> _Raw records_:

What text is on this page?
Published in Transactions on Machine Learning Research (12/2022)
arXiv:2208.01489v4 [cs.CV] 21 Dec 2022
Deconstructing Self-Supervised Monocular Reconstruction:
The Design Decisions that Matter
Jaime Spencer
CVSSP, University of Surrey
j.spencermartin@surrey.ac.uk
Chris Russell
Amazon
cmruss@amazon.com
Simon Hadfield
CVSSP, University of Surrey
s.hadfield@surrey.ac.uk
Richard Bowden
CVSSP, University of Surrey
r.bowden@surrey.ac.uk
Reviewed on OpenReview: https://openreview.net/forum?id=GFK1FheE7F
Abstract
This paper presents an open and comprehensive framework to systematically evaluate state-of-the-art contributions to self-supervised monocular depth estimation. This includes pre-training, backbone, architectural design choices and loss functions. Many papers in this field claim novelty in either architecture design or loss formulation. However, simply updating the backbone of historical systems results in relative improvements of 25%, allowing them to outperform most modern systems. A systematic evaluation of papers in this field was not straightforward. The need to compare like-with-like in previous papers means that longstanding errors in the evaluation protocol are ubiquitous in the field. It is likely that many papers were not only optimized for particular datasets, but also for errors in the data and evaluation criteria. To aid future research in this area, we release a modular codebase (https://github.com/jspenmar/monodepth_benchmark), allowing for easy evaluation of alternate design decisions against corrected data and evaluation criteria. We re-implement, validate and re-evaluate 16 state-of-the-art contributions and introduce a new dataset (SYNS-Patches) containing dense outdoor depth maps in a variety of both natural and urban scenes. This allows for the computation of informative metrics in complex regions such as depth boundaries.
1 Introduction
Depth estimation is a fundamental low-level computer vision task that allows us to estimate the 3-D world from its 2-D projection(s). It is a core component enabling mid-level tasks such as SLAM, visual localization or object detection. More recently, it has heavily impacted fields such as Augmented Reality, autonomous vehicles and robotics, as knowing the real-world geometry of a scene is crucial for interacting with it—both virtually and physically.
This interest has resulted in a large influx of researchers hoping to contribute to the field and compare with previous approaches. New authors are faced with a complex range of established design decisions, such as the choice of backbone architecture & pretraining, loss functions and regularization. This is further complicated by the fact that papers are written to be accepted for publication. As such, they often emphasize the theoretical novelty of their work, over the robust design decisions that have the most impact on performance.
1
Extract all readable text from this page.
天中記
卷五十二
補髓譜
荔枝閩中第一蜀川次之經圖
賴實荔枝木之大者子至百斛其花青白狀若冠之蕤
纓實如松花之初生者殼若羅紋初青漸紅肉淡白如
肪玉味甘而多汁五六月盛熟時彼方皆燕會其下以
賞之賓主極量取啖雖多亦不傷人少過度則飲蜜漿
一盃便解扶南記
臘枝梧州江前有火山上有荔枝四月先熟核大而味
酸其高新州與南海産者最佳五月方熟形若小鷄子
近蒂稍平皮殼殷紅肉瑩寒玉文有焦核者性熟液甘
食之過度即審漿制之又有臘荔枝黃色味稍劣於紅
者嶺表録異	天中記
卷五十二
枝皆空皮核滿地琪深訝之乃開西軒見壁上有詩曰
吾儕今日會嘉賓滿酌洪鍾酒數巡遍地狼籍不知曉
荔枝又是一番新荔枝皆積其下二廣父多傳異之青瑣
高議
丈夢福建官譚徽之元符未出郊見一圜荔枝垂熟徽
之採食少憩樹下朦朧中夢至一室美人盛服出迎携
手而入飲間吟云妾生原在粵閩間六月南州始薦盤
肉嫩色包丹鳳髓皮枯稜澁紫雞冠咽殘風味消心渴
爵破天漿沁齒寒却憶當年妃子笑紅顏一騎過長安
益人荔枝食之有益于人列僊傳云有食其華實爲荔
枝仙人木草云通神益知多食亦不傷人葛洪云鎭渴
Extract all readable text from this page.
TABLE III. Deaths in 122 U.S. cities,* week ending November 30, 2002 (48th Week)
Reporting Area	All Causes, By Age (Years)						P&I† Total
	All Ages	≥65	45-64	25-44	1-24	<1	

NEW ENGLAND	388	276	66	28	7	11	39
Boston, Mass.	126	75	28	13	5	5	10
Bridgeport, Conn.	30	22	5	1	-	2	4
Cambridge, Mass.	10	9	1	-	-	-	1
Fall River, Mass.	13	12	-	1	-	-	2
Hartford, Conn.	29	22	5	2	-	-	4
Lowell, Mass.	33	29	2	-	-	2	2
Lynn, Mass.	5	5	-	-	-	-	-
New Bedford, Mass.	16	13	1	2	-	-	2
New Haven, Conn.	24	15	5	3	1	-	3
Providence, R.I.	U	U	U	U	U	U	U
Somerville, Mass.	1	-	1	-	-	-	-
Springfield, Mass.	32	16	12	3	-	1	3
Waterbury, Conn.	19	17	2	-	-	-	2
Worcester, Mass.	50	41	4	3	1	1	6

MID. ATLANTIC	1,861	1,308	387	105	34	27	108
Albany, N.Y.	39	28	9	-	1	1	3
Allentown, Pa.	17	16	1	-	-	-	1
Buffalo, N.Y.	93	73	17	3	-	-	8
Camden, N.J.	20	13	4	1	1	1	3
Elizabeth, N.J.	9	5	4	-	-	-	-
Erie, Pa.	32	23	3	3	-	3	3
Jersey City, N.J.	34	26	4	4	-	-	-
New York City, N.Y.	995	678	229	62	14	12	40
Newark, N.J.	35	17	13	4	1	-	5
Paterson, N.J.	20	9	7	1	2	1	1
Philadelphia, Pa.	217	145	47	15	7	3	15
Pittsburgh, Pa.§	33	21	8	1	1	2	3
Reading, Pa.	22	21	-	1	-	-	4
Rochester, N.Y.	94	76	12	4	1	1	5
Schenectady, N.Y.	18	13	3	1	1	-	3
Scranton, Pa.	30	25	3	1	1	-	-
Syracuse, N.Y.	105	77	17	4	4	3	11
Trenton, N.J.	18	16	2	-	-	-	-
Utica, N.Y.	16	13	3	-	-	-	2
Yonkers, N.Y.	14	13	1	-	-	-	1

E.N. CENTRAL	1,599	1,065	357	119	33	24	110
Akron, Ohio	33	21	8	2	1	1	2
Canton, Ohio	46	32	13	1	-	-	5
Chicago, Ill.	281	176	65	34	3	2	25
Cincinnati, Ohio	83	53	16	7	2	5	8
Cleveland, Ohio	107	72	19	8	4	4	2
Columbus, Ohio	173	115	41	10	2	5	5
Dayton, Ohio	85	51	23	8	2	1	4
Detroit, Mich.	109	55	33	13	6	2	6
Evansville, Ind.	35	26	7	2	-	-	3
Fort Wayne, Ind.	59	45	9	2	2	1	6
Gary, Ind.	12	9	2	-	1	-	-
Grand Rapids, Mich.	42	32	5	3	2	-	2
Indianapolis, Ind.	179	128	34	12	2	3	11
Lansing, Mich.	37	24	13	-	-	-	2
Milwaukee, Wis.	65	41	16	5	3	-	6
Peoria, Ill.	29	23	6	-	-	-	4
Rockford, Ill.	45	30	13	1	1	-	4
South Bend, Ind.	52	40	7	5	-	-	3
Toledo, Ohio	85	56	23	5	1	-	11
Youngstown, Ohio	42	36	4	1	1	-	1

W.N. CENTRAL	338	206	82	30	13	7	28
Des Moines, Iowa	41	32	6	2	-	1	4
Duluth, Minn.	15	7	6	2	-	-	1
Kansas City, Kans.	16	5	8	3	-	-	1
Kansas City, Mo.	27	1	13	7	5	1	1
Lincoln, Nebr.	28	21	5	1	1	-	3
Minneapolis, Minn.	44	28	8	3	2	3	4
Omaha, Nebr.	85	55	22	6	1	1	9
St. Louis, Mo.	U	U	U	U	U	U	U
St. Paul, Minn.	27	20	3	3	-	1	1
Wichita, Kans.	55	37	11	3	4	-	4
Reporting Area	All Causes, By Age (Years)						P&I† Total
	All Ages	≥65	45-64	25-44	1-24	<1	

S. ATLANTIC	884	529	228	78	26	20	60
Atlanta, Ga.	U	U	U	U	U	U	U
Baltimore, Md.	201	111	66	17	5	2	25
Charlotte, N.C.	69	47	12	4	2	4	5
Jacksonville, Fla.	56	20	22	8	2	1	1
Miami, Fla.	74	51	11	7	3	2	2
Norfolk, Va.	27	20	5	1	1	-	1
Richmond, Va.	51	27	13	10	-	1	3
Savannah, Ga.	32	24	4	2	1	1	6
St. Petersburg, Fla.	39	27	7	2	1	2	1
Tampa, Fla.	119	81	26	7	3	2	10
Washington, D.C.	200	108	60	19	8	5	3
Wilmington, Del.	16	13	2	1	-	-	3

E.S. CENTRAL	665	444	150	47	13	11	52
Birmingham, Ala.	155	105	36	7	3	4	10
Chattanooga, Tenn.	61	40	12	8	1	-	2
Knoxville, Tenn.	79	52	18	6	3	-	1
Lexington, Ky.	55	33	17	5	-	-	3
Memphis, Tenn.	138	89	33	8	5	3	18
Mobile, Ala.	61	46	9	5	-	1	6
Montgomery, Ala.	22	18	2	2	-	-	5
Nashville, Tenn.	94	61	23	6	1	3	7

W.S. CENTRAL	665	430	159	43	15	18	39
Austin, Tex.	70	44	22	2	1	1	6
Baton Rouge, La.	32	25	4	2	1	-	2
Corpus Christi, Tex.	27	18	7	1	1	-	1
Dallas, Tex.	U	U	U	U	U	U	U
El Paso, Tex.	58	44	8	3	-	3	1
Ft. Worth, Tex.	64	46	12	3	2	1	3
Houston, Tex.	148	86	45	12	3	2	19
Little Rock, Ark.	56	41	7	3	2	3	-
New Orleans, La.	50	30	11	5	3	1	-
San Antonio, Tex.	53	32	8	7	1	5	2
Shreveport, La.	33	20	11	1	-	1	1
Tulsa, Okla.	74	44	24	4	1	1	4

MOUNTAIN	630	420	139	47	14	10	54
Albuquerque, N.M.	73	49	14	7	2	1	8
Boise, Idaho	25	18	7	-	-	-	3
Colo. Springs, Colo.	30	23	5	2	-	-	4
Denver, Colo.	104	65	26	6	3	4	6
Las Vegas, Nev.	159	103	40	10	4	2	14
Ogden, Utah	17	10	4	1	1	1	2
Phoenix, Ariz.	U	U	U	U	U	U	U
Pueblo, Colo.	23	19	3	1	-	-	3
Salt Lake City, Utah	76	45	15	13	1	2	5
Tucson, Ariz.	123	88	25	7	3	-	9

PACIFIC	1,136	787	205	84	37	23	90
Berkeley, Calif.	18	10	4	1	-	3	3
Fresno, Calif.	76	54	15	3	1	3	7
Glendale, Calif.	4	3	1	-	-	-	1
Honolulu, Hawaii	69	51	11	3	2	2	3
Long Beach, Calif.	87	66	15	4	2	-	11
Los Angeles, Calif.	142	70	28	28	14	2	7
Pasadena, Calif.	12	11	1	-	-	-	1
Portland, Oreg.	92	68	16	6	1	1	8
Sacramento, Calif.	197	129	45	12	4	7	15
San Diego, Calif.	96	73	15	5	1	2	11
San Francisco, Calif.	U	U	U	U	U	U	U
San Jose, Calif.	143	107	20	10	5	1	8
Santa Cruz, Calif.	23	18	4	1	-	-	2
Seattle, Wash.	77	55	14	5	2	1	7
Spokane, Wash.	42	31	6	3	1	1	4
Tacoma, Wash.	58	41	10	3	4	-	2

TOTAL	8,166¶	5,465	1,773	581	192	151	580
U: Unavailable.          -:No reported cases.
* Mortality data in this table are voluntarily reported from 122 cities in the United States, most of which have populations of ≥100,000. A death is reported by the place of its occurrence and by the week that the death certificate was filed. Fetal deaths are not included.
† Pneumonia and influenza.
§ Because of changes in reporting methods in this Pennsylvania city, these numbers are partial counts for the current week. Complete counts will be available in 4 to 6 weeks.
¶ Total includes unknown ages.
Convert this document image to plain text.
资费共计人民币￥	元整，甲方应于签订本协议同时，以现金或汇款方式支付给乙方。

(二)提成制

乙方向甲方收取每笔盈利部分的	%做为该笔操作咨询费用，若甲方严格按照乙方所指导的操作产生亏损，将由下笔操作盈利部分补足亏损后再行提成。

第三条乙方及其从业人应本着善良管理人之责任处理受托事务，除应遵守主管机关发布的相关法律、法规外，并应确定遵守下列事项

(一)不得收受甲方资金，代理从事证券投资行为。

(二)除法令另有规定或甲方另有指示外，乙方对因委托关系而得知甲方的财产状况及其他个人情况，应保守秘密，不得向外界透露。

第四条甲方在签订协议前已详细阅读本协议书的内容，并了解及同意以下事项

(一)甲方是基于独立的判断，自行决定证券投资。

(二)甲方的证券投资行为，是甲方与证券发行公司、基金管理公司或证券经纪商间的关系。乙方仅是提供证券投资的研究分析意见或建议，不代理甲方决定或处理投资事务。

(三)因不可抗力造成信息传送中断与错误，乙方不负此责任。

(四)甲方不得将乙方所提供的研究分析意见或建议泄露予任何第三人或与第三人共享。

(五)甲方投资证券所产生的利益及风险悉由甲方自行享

> _Given problem_: Show all lines in the entries above where the string "Utah" appears.

> _Solution to this exercise_:
Ogden, Utah	17	10	4	1	1	1	2
Salt Lake City, Utah	76	45	15	13	1	2	5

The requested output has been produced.